## DATASET RECORDS
---+---

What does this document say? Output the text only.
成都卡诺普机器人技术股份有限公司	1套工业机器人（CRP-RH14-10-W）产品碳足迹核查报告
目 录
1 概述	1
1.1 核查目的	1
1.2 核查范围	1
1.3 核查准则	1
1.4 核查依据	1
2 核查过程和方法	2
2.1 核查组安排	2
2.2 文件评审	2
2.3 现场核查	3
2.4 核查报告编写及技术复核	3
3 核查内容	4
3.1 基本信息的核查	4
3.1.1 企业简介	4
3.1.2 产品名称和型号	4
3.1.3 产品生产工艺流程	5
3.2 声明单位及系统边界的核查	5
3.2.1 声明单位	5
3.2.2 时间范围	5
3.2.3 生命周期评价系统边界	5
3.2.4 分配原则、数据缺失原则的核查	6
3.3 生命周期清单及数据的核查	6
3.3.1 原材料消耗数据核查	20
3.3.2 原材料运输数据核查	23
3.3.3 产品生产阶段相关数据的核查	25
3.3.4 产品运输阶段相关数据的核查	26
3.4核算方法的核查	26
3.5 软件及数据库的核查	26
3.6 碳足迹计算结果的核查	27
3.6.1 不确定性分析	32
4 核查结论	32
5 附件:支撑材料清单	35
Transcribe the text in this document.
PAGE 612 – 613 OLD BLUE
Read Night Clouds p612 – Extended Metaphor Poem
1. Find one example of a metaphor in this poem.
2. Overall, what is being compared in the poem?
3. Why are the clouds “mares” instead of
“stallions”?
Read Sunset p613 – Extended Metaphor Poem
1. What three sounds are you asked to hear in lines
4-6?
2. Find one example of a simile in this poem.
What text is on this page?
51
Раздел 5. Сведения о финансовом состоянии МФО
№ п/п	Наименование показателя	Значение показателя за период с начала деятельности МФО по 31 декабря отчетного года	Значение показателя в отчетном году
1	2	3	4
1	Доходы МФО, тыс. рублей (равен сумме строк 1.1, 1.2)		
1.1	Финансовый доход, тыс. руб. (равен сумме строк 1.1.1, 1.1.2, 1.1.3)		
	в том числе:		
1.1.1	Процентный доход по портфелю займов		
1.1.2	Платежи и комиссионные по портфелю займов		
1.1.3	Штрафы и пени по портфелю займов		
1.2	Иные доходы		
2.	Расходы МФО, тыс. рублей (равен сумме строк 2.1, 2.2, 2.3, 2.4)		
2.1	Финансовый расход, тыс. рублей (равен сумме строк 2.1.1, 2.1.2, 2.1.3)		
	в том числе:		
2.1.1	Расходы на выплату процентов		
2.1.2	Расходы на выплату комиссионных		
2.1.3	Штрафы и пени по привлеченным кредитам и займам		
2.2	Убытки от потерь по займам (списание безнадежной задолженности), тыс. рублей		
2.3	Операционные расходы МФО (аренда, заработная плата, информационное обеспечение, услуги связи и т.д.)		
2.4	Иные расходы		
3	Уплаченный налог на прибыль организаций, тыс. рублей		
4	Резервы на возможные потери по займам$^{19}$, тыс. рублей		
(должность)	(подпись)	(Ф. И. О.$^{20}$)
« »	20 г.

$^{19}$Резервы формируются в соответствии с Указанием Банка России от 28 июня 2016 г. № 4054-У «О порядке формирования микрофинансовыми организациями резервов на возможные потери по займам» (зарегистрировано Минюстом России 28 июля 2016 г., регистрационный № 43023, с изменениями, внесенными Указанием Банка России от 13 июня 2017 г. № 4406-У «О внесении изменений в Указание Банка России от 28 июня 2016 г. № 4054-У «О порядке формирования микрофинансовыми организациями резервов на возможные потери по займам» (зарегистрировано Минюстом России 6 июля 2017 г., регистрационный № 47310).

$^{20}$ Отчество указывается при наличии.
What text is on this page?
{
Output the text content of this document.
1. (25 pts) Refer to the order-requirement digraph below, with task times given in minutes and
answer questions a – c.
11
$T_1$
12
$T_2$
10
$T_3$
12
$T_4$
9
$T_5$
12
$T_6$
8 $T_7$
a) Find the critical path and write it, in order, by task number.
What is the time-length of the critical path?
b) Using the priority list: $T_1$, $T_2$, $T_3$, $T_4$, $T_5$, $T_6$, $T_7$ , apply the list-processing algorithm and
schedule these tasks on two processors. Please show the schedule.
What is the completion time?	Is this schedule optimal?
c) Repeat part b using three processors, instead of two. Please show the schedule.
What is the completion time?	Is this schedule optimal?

---+---

## JOB
Write out every entry word for word.

## RESPONSE FOR THIS EXERCISE
What does this document say? Output the text only.
成都卡诺普机器人技术股份有限公司	1套工业机器人（CRP-RH14-10-W）产品碳足迹核查报告
目 录
1 概述	1
1.1 核查目的	1
1.2 核查范围	1
1.3 核查准则	1
1.4 核查依据	1
2 核查过程和方法	2
2.1 核查组安排	2
2.2 文件评审	2
2.3 现场核查	3
2.4 核查报告编写及技术复核	3
3 核查内容	4
3.1 基本信息的核查	4
3.1.1 企业简介	4
3.1.2 产品名称和型号	4
3.1.3 产品生产工艺流程	5
3.2 声明单位及系统边界的核查	5
3.2.1 声明单位	5
3.2.2 时间范围	5
3.2.3 生命周期评价系统边界	5
3.2.4 分配原则、数据缺失原则的核查	6
3.3 生命周期清单及数据的核查	6
3.3.1 原材料消耗数据核查	20
3.3.2 原材料运输数据核查	23
3.3.3 产品生产阶段相关数据的核查	25
3.3.4 产品运输阶段相关数据的核查	26
3.4核算方法的核查	26
3.5 软件及数据库的核查	26
3.6 碳足迹计算结果的核查	27
3.6.1 不确定性分析	32
4 核查结论	32
5 附件:支撑材料清单	35
Transcribe the text in this document.
PAGE 612 – 613 OLD BLUE
Read Night Clouds p612 – Extended Metaphor Poem
1. Find one example of a metaphor in this poem.
2. Overall, what is being compared in the poem?
3. Why are the clouds “mares” instead of
“stallions”?
Read Sunset p613 – Extended Metaphor Poem
1. What three sounds are you asked to hear in lines
4-6?
2. Find one example of a simile in this poem.
What text is on this page?
51
Раздел 5. Сведения о финансовом состоянии МФО
№ п/п	Наименование показателя	Значение показателя за период с начала деятельности МФО по 31 декабря отчетного года	Значение показателя в отчетном году
1	2	3	4
1	Доходы МФО, тыс. рублей (равен сумме строк 1.1, 1.2)		
1.1	Финансовый доход, тыс. руб. (равен сумме строк 1.1.1, 1.1.2, 1.1.3)		
	в том числе:		
1.1.1	Процентный доход по портфелю займов		
1.1.2	Платежи и комиссионные по портфелю займов		
1.1.3	Штрафы и пени по портфелю займов		
1.2	Иные доходы		
2.	Расходы МФО, тыс. рублей (равен сумме строк 2.1, 2.2, 2.3, 2.4)		
2.1	Финансовый расход, тыс. рублей (равен сумме строк 2.1.1, 2.1.2, 2.1.3)		
	в том числе:		
2.1.1	Расходы на выплату процентов		
2.1.2	Расходы на выплату комиссионных		
2.1.3	Штрафы и пени по привлеченным кредитам и займам		
2.2	Убытки от потерь по займам (списание безнадежной задолженности), тыс. рублей		
2.3	Операционные расходы МФО (аренда, заработная плата, информационное обеспечение, услуги связи и т.д.)		
2.4	Иные расходы		
3	Уплаченный налог на прибыль организаций, тыс. рублей		
4	Резервы на возможные потери по займам$^{19}$, тыс. рублей		
(должность)	(подпись)	(Ф. И. О.$^{20}$)
« »	20 г.

$^{19}$Резервы формируются в соответствии с Указанием Банка России от 28 июня 2016 г. № 4054-У «О порядке формирования микрофинансовыми организациями резервов на возможные потери по займам» (зарегистрировано Минюстом России 28 июля 2016 г., регистрационный № 43023, с изменениями, внесенными Указанием Банка России от 13 июня 2017 г. № 4406-У «О внесении изменений в Указание Банка России от 28 июня 2016 г. № 4054-У «О порядке формирования микрофинансовыми организациями резервов на возможные потери по займам» (зарегистрировано Минюстом России 6 июля 2017 г., регистрационный № 47310).

$^{20}$ Отчество указывается при наличии.
What text is on this page?
{
Output the text content of this document.
1. (25 pts) Refer to the order-requirement digraph below, with task times given in minutes and
answer questions a – c.
11
$T_1$
12
$T_2$
10
$T_3$
12
$T_4$
9
$T_5$
12
$T_6$
8 $T_7$
a) Find the critical path and write it, in order, by task number.
What is the time-length of the critical path?
b) Using the priority list: $T_1$, $T_2$, $T_3$, $T_4$, $T_5$, $T_6$, $T_7$ , apply the list-processing algorithm and
schedule these tasks on two processors. Please show the schedule.
What is the completion time?	Is this schedule optimal?
c) Repeat part b using three processors, instead of two. Please show the schedule.
What is the completion time?	Is this schedule optimal?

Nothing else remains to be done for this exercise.